**Set task**
Gather all lines from the material that contain "SummerRebirth".

**Information supplied**
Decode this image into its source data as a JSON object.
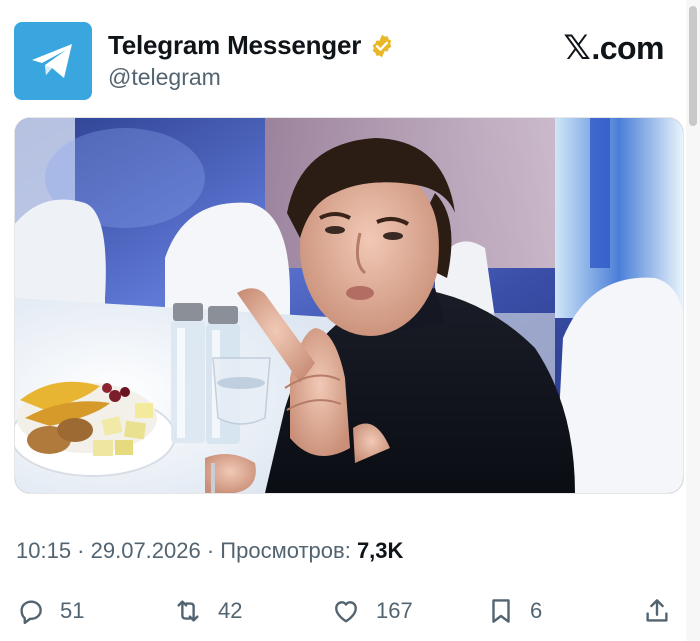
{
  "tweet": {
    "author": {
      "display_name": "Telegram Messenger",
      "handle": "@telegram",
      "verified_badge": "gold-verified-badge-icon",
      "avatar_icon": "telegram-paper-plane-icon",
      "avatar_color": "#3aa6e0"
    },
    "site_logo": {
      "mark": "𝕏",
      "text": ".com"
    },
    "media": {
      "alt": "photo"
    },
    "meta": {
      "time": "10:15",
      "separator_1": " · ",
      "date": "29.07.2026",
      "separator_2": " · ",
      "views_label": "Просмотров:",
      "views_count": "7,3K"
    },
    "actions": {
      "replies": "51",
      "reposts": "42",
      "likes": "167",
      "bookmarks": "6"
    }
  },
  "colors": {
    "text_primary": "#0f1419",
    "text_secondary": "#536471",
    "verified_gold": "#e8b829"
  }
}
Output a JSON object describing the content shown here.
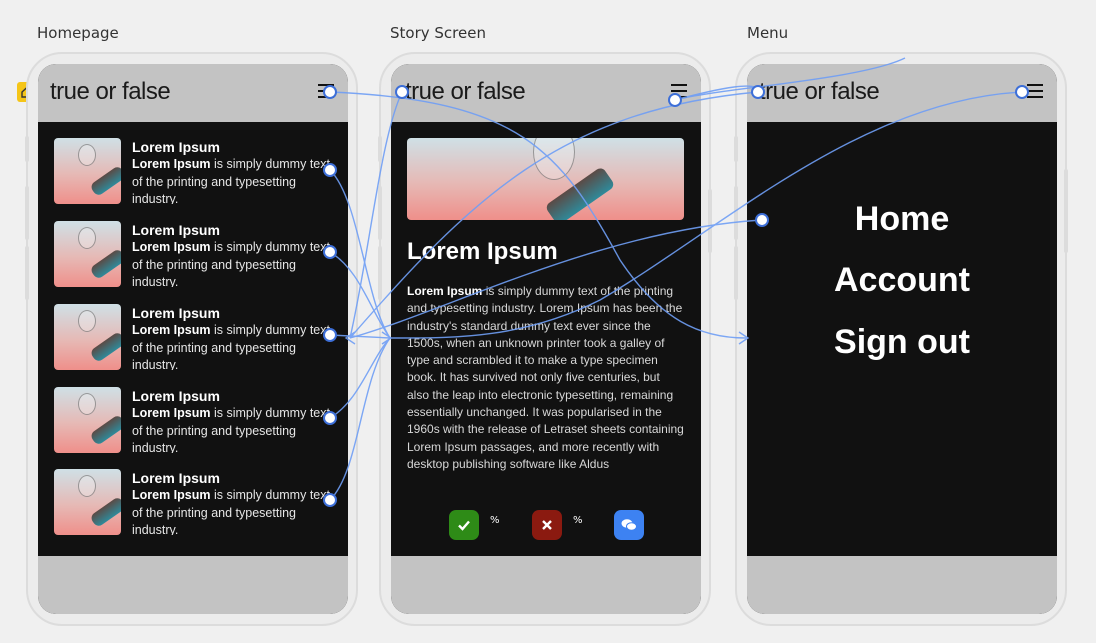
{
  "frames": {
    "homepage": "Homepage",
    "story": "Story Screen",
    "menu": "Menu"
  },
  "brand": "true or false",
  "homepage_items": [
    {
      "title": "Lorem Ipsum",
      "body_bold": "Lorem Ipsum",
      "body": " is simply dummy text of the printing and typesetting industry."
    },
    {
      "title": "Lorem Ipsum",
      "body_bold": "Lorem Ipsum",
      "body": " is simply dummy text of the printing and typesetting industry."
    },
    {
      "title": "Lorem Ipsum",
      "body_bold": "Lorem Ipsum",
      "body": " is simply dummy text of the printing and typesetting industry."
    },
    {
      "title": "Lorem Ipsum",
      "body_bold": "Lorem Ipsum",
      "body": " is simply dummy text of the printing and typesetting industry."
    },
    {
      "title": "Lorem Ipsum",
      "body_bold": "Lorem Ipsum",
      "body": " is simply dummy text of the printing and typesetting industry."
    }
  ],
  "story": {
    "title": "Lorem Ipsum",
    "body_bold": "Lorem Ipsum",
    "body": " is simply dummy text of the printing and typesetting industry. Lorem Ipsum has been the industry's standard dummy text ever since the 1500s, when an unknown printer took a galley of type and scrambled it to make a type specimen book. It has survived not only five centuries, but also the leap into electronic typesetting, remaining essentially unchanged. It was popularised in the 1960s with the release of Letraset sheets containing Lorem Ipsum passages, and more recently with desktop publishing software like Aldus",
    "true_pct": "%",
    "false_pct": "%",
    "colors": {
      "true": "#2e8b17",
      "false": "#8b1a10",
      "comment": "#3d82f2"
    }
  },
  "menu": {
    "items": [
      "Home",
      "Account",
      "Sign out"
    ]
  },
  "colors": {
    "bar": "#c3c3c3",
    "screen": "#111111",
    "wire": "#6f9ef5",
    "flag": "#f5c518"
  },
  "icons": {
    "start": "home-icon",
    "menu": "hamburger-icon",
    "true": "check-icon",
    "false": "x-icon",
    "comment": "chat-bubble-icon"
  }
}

---

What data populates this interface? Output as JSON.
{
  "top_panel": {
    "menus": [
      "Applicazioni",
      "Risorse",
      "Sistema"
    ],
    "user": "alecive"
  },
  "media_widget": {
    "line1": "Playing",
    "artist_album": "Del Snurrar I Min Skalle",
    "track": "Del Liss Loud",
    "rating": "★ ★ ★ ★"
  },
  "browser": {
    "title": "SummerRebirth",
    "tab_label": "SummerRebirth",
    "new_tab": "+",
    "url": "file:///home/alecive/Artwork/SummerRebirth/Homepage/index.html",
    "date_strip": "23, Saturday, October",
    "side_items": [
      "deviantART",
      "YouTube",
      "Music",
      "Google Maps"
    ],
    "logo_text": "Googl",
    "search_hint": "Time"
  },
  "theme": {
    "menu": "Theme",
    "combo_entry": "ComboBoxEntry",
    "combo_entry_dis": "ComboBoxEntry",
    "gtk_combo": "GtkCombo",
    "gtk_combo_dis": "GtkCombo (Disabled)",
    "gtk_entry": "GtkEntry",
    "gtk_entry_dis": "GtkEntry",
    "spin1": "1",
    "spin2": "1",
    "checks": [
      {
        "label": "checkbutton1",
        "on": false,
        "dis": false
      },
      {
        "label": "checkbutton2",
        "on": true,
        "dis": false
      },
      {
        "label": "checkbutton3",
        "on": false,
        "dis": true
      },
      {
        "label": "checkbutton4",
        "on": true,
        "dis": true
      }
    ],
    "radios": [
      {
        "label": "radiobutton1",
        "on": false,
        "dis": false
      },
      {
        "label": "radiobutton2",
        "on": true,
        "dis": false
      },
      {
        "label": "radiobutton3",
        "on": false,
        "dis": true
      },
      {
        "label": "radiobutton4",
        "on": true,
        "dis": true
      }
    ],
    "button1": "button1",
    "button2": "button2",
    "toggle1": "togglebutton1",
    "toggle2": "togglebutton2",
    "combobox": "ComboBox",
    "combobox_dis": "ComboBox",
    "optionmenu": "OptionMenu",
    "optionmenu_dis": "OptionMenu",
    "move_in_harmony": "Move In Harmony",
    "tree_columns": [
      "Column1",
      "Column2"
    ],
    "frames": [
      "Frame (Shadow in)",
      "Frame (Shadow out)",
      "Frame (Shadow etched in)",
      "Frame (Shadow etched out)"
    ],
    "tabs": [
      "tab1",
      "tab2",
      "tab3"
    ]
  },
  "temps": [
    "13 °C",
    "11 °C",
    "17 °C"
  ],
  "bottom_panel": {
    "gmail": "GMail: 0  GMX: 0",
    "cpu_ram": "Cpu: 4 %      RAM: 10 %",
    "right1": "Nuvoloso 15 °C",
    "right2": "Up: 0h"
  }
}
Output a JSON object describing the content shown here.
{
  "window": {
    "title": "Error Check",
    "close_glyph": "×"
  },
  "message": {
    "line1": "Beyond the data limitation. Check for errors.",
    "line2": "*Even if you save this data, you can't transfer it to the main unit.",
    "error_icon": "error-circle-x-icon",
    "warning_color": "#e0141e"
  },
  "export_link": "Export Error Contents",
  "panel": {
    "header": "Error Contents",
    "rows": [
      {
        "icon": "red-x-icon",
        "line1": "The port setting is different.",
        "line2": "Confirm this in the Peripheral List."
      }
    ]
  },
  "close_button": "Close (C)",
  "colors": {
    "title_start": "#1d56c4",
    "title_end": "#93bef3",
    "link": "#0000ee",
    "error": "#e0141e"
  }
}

--

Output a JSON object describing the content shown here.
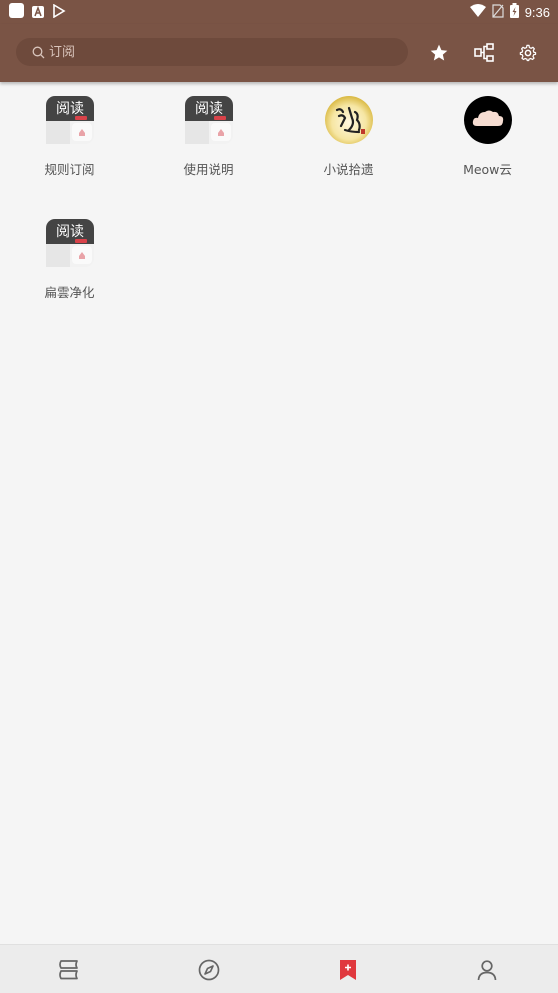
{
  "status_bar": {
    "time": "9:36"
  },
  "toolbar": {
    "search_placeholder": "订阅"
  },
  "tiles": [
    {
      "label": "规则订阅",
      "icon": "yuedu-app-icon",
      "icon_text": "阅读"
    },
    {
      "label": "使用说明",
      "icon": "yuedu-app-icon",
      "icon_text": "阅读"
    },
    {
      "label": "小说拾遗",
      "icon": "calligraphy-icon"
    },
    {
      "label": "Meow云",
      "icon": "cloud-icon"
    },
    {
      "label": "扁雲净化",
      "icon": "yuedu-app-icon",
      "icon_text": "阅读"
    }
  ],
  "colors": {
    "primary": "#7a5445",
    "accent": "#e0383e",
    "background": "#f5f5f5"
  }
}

**Problem solution**
    "title": "SummerRebirth",
    "tab_label": "SummerRebirth",
    "url": "file:///home/alecive/Artwork/SummerRebirth/Homepage/index.html",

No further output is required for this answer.